[Problem details]:
Every record must be written out once more, with nothing added or omitted.

[Provided material]:
▬▬▬
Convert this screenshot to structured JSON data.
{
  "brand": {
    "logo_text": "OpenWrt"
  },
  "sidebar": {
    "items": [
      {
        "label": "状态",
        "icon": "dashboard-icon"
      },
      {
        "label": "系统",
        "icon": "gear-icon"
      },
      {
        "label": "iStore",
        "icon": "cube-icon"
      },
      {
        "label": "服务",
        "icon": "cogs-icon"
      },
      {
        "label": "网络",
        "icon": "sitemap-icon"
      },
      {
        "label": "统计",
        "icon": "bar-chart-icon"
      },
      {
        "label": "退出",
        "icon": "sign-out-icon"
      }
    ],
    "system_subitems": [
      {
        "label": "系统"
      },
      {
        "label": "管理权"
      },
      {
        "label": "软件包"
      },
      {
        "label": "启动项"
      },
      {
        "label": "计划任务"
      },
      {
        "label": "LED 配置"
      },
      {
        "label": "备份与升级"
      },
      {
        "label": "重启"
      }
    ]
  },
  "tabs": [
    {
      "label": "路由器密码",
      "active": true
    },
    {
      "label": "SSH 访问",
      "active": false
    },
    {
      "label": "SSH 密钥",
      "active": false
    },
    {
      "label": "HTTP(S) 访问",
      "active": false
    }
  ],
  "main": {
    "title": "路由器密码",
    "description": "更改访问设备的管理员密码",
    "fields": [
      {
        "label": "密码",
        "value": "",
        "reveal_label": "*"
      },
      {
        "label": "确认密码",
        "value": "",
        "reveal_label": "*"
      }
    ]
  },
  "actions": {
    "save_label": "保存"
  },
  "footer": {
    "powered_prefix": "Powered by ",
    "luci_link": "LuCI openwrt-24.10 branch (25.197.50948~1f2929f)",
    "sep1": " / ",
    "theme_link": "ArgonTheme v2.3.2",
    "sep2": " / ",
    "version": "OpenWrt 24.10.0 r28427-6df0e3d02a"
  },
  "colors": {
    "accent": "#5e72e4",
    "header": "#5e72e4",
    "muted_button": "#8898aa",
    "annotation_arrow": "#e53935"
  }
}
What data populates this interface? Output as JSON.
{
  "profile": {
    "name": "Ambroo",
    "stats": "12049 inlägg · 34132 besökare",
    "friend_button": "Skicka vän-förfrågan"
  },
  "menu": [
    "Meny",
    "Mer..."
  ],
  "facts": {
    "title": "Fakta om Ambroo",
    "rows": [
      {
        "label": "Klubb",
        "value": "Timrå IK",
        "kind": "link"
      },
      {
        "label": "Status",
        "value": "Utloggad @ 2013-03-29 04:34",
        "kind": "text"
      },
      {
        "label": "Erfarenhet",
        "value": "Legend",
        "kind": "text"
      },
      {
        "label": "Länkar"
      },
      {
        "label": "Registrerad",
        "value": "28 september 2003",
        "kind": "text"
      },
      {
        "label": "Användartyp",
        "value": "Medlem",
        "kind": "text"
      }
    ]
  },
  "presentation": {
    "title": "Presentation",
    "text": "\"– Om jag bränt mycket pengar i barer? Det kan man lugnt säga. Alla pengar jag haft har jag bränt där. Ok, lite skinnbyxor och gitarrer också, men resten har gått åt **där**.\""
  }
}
▬▬▬
[Output for this exercise]:
Convert this screenshot to structured JSON data.
{
  "brand": {
    "logo_text": "OpenWrt"
  },
  "sidebar": {
    "items": [
      {
        "label": "状态",
        "icon": "dashboard-icon"
      },
      {
        "label": "系统",
        "icon": "gear-icon"
      },
      {
        "label": "iStore",
        "icon": "cube-icon"
      },
      {
        "label": "服务",
        "icon": "cogs-icon"
      },
      {
        "label": "网络",
        "icon": "sitemap-icon"
      },
      {
        "label": "统计",
        "icon": "bar-chart-icon"
      },
      {
        "label": "退出",
        "icon": "sign-out-icon"
      }
    ],
    "system_subitems": [
      {
        "label": "系统"
      },
      {
        "label": "管理权"
      },
      {
        "label": "软件包"
      },
      {
        "label": "启动项"
      },
      {
        "label": "计划任务"
      },
      {
        "label": "LED 配置"
      },
      {
        "label": "备份与升级"
      },
      {
        "label": "重启"
      }
    ]
  },
  "tabs": [
    {
      "label": "路由器密码",
      "active": true
    },
    {
      "label": "SSH 访问",
      "active": false
    },
    {
      "label": "SSH 密钥",
      "active": false
    },
    {
      "label": "HTTP(S) 访问",
      "active": false
    }
  ],
  "main": {
    "title": "路由器密码",
    "description": "更改访问设备的管理员密码",
    "fields": [
      {
        "label": "密码",
        "value": "",
        "reveal_label": "*"
      },
      {
        "label": "确认密码",
        "value": "",
        "reveal_label": "*"
      }
    ]
  },
  "actions": {
    "save_label": "保存"
  },
  "footer": {
    "powered_prefix": "Powered by ",
    "luci_link": "LuCI openwrt-24.10 branch (25.197.50948~1f2929f)",
    "sep1": " / ",
    "theme_link": "ArgonTheme v2.3.2",
    "sep2": " / ",
    "version": "OpenWrt 24.10.0 r28427-6df0e3d02a"
  },
  "colors": {
    "accent": "#5e72e4",
    "header": "#5e72e4",
    "muted_button": "#8898aa",
    "annotation_arrow": "#e53935"
  }
}
What data populates this interface? Output as JSON.
{
  "profile": {
    "name": "Ambroo",
    "stats": "12049 inlägg · 34132 besökare",
    "friend_button": "Skicka vän-förfrågan"
  },
  "menu": [
    "Meny",
    "Mer..."
  ],
  "facts": {
    "title": "Fakta om Ambroo",
    "rows": [
      {
        "label": "Klubb",
        "value": "Timrå IK",
        "kind": "link"
      },
      {
        "label": "Status",
        "value": "Utloggad @ 2013-03-29 04:34",
        "kind": "text"
      },
      {
        "label": "Erfarenhet",
        "value": "Legend",
        "kind": "text"
      },
      {
        "label": "Länkar"
      },
      {
        "label": "Registrerad",
        "value": "28 september 2003",
        "kind": "text"
      },
      {
        "label": "Användartyp",
        "value": "Medlem",
        "kind": "text"
      }
    ]
  },
  "presentation": {
    "title": "Presentation",
    "text": "\"– Om jag bränt mycket pengar i barer? Det kan man lugnt säga. Alla pengar jag haft har jag bränt där. Ok, lite skinnbyxor och gitarrer också, men resten har gått åt **där**.\""
  }
}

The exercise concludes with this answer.